#### [What is needed]
Pictures aside, write out every record exactly as it appears.

____

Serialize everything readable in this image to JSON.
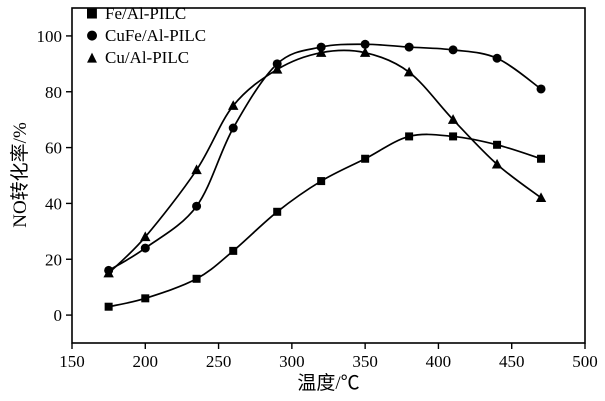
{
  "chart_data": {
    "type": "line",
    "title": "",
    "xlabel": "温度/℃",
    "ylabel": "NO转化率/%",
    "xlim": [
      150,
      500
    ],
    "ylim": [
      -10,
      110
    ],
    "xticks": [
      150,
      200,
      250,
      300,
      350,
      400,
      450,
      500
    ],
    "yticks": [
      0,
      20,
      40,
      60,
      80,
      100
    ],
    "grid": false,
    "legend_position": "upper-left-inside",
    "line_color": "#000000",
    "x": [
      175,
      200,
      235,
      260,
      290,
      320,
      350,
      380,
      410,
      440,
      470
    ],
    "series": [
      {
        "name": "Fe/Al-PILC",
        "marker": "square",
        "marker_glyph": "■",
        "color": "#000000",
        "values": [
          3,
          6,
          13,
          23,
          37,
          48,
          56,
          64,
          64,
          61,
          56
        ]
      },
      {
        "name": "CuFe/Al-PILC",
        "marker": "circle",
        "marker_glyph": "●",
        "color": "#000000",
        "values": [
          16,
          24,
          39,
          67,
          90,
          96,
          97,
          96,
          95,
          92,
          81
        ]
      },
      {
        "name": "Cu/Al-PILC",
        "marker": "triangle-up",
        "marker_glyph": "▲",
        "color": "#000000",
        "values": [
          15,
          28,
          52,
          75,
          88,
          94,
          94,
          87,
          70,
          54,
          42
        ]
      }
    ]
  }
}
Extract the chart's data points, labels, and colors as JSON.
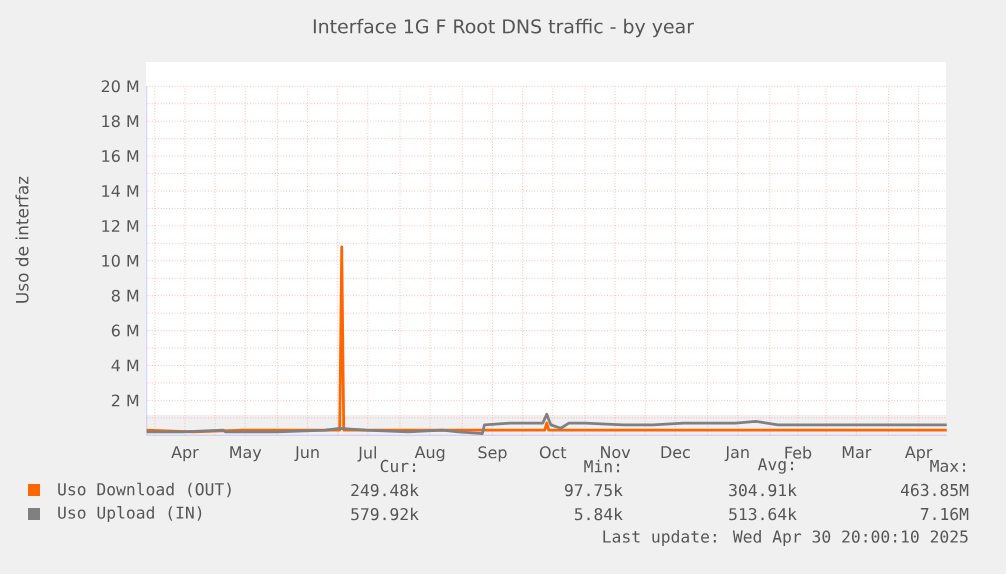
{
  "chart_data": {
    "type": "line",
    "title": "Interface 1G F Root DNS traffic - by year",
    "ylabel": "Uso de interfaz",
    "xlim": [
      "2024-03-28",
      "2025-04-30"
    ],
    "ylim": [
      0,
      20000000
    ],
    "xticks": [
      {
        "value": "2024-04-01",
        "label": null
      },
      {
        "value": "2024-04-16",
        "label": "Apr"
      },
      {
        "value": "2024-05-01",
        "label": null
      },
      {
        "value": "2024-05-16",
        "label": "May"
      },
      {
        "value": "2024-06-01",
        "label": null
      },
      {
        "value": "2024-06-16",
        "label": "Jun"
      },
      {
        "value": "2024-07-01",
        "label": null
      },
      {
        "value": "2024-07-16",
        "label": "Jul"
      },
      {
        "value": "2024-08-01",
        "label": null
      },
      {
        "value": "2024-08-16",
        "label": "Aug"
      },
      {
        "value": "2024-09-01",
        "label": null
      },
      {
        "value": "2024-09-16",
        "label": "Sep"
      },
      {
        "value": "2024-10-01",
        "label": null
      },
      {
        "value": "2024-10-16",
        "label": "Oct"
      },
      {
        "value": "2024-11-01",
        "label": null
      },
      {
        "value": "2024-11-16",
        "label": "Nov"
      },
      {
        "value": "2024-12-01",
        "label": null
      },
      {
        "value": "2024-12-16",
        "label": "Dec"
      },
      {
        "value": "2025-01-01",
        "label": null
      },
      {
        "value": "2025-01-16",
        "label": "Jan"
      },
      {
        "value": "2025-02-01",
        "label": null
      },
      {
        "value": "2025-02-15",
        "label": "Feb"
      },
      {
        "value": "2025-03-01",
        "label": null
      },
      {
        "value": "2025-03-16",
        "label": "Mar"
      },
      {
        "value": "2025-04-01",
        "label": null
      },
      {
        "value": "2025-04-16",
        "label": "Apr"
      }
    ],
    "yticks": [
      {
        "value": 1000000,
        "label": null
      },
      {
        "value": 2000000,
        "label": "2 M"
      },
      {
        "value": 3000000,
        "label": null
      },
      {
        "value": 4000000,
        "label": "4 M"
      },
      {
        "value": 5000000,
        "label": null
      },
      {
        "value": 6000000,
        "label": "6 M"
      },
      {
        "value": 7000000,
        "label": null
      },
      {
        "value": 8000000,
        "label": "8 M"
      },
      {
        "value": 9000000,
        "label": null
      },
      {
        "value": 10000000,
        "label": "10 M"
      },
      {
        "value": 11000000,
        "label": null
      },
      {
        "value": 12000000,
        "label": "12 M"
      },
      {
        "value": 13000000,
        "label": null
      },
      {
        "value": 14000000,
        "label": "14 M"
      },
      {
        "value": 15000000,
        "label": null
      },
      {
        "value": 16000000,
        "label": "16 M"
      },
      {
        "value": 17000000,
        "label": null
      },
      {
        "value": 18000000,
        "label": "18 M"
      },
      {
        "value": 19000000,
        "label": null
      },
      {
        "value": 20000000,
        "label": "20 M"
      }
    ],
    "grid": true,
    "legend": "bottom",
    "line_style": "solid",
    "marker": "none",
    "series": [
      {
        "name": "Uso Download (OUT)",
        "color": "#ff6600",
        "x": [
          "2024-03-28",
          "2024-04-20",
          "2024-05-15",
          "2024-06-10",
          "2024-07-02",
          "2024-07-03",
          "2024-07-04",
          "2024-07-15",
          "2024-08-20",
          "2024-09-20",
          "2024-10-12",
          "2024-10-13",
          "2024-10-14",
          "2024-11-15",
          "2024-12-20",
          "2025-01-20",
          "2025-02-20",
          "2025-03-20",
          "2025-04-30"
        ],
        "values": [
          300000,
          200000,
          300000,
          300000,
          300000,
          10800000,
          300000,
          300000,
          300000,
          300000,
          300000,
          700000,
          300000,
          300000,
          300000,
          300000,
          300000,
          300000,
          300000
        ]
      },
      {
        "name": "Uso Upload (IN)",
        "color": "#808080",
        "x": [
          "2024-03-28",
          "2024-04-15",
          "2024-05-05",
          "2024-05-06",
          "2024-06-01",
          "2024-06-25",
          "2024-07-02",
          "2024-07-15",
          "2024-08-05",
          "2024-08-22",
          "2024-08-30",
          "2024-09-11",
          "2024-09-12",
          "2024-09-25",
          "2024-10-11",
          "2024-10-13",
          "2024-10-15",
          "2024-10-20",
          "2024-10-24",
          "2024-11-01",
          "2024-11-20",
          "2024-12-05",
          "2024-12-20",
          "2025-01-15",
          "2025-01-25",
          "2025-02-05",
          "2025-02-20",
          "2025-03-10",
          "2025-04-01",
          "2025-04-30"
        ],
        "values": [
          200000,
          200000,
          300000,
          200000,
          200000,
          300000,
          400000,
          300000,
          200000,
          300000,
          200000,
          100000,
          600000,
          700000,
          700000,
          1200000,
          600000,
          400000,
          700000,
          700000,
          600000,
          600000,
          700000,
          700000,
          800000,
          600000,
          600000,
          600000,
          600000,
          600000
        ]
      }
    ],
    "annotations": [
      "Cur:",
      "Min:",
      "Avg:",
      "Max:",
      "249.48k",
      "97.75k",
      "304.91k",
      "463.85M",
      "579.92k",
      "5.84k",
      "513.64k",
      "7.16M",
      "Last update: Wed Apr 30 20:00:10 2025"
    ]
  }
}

____

#### [Solved exercise]
Serialize everything readable in this image to JSON.
{
  "chart_data": {
    "type": "line",
    "title": "",
    "xlabel": "温度/℃",
    "ylabel": "NO转化率/%",
    "xlim": [
      150,
      500
    ],
    "ylim": [
      -10,
      110
    ],
    "xticks": [
      150,
      200,
      250,
      300,
      350,
      400,
      450,
      500
    ],
    "yticks": [
      0,
      20,
      40,
      60,
      80,
      100
    ],
    "grid": false,
    "legend_position": "upper-left-inside",
    "line_color": "#000000",
    "x": [
      175,
      200,
      235,
      260,
      290,
      320,
      350,
      380,
      410,
      440,
      470
    ],
    "series": [
      {
        "name": "Fe/Al-PILC",
        "marker": "square",
        "marker_glyph": "■",
        "color": "#000000",
        "values": [
          3,
          6,
          13,
          23,
          37,
          48,
          56,
          64,
          64,
          61,
          56
        ]
      },
      {
        "name": "CuFe/Al-PILC",
        "marker": "circle",
        "marker_glyph": "●",
        "color": "#000000",
        "values": [
          16,
          24,
          39,
          67,
          90,
          96,
          97,
          96,
          95,
          92,
          81
        ]
      },
      {
        "name": "Cu/Al-PILC",
        "marker": "triangle-up",
        "marker_glyph": "▲",
        "color": "#000000",
        "values": [
          15,
          28,
          52,
          75,
          88,
          94,
          94,
          87,
          70,
          54,
          42
        ]
      }
    ]
  }
}
Extract the chart's data points, labels, and colors as JSON.
{
  "chart_data": {
    "type": "line",
    "title": "Interface 1G F Root DNS traffic - by year",
    "ylabel": "Uso de interfaz",
    "xlim": [
      "2024-03-28",
      "2025-04-30"
    ],
    "ylim": [
      0,
      20000000
    ],
    "xticks": [
      {
        "value": "2024-04-01",
        "label": null
      },
      {
        "value": "2024-04-16",
        "label": "Apr"
      },
      {
        "value": "2024-05-01",
        "label": null
      },
      {
        "value": "2024-05-16",
        "label": "May"
      },
      {
        "value": "2024-06-01",
        "label": null
      },
      {
        "value": "2024-06-16",
        "label": "Jun"
      },
      {
        "value": "2024-07-01",
        "label": null
      },
      {
        "value": "2024-07-16",
        "label": "Jul"
      },
      {
        "value": "2024-08-01",
        "label": null
      },
      {
        "value": "2024-08-16",
        "label": "Aug"
      },
      {
        "value": "2024-09-01",
        "label": null
      },
      {
        "value": "2024-09-16",
        "label": "Sep"
      },
      {
        "value": "2024-10-01",
        "label": null
      },
      {
        "value": "2024-10-16",
        "label": "Oct"
      },
      {
        "value": "2024-11-01",
        "label": null
      },
      {
        "value": "2024-11-16",
        "label": "Nov"
      },
      {
        "value": "2024-12-01",
        "label": null
      },
      {
        "value": "2024-12-16",
        "label": "Dec"
      },
      {
        "value": "2025-01-01",
        "label": null
      },
      {
        "value": "2025-01-16",
        "label": "Jan"
      },
      {
        "value": "2025-02-01",
        "label": null
      },
      {
        "value": "2025-02-15",
        "label": "Feb"
      },
      {
        "value": "2025-03-01",
        "label": null
      },
      {
        "value": "2025-03-16",
        "label": "Mar"
      },
      {
        "value": "2025-04-01",
        "label": null
      },
      {
        "value": "2025-04-16",
        "label": "Apr"
      }
    ],
    "yticks": [
      {
        "value": 1000000,
        "label": null
      },
      {
        "value": 2000000,
        "label": "2 M"
      },
      {
        "value": 3000000,
        "label": null
      },
      {
        "value": 4000000,
        "label": "4 M"
      },
      {
        "value": 5000000,
        "label": null
      },
      {
        "value": 6000000,
        "label": "6 M"
      },
      {
        "value": 7000000,
        "label": null
      },
      {
        "value": 8000000,
        "label": "8 M"
      },
      {
        "value": 9000000,
        "label": null
      },
      {
        "value": 10000000,
        "label": "10 M"
      },
      {
        "value": 11000000,
        "label": null
      },
      {
        "value": 12000000,
        "label": "12 M"
      },
      {
        "value": 13000000,
        "label": null
      },
      {
        "value": 14000000,
        "label": "14 M"
      },
      {
        "value": 15000000,
        "label": null
      },
      {
        "value": 16000000,
        "label": "16 M"
      },
      {
        "value": 17000000,
        "label": null
      },
      {
        "value": 18000000,
        "label": "18 M"
      },
      {
        "value": 19000000,
        "label": null
      },
      {
        "value": 20000000,
        "label": "20 M"
      }
    ],
    "grid": true,
    "legend": "bottom",
    "line_style": "solid",
    "marker": "none",
    "series": [
      {
        "name": "Uso Download (OUT)",
        "color": "#ff6600",
        "x": [
          "2024-03-28",
          "2024-04-20",
          "2024-05-15",
          "2024-06-10",
          "2024-07-02",
          "2024-07-03",
          "2024-07-04",
          "2024-07-15",
          "2024-08-20",
          "2024-09-20",
          "2024-10-12",
          "2024-10-13",
          "2024-10-14",
          "2024-11-15",
          "2024-12-20",
          "2025-01-20",
          "2025-02-20",
          "2025-03-20",
          "2025-04-30"
        ],
        "values": [
          300000,
          200000,
          300000,
          300000,
          300000,
          10800000,
          300000,
          300000,
          300000,
          300000,
          300000,
          700000,
          300000,
          300000,
          300000,
          300000,
          300000,
          300000,
          300000
        ]
      },
      {
        "name": "Uso Upload (IN)",
        "color": "#808080",
        "x": [
          "2024-03-28",
          "2024-04-15",
          "2024-05-05",
          "2024-05-06",
          "2024-06-01",
          "2024-06-25",
          "2024-07-02",
          "2024-07-15",
          "2024-08-05",
          "2024-08-22",
          "2024-08-30",
          "2024-09-11",
          "2024-09-12",
          "2024-09-25",
          "2024-10-11",
          "2024-10-13",
          "2024-10-15",
          "2024-10-20",
          "2024-10-24",
          "2024-11-01",
          "2024-11-20",
          "2024-12-05",
          "2024-12-20",
          "2025-01-15",
          "2025-01-25",
          "2025-02-05",
          "2025-02-20",
          "2025-03-10",
          "2025-04-01",
          "2025-04-30"
        ],
        "values": [
          200000,
          200000,
          300000,
          200000,
          200000,
          300000,
          400000,
          300000,
          200000,
          300000,
          200000,
          100000,
          600000,
          700000,
          700000,
          1200000,
          600000,
          400000,
          700000,
          700000,
          600000,
          600000,
          700000,
          700000,
          800000,
          600000,
          600000,
          600000,
          600000,
          600000
        ]
      }
    ],
    "annotations": [
      "Cur:",
      "Min:",
      "Avg:",
      "Max:",
      "249.48k",
      "97.75k",
      "304.91k",
      "463.85M",
      "579.92k",
      "5.84k",
      "513.64k",
      "7.16M",
      "Last update: Wed Apr 30 20:00:10 2025"
    ]
  }
}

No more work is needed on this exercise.